Supplied records =>
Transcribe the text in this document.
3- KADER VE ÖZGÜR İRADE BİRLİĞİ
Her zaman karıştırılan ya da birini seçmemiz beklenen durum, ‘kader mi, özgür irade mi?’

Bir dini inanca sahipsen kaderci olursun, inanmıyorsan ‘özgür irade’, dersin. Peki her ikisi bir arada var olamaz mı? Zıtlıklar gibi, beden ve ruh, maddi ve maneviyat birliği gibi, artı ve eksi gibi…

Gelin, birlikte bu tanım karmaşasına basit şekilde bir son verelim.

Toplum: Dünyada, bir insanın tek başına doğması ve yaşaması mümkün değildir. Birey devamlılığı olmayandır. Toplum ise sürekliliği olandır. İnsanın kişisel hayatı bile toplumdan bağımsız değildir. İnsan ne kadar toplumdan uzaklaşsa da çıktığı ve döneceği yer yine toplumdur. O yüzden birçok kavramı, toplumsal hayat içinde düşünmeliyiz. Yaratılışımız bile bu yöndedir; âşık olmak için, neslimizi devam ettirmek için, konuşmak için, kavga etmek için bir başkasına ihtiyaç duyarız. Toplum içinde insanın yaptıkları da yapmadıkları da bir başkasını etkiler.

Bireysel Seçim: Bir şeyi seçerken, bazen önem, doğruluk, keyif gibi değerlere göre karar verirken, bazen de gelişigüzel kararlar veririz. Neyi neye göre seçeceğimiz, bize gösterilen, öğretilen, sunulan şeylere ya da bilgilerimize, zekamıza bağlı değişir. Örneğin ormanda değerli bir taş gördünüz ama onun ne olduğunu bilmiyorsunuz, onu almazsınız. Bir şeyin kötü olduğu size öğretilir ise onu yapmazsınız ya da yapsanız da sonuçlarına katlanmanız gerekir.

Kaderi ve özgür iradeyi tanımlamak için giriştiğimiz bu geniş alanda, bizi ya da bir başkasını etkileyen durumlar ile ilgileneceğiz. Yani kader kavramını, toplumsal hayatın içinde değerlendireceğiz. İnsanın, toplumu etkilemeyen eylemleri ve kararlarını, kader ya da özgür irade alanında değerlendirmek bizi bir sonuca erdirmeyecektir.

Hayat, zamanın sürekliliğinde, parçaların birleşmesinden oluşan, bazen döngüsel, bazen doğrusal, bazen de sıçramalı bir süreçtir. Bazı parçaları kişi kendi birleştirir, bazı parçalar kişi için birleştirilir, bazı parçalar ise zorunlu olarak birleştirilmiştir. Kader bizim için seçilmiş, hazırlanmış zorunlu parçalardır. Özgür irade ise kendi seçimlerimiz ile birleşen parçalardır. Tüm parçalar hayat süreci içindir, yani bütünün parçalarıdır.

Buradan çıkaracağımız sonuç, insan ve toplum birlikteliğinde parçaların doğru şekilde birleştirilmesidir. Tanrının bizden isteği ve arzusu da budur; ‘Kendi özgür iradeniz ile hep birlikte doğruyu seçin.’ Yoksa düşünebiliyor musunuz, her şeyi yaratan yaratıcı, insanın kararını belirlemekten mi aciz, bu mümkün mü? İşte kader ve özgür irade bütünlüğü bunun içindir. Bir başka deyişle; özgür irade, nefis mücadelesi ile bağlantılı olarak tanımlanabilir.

Prompt =>
Look through the material and say how many lines hold "şekilde". Give the number only.

Solved exercise =>
2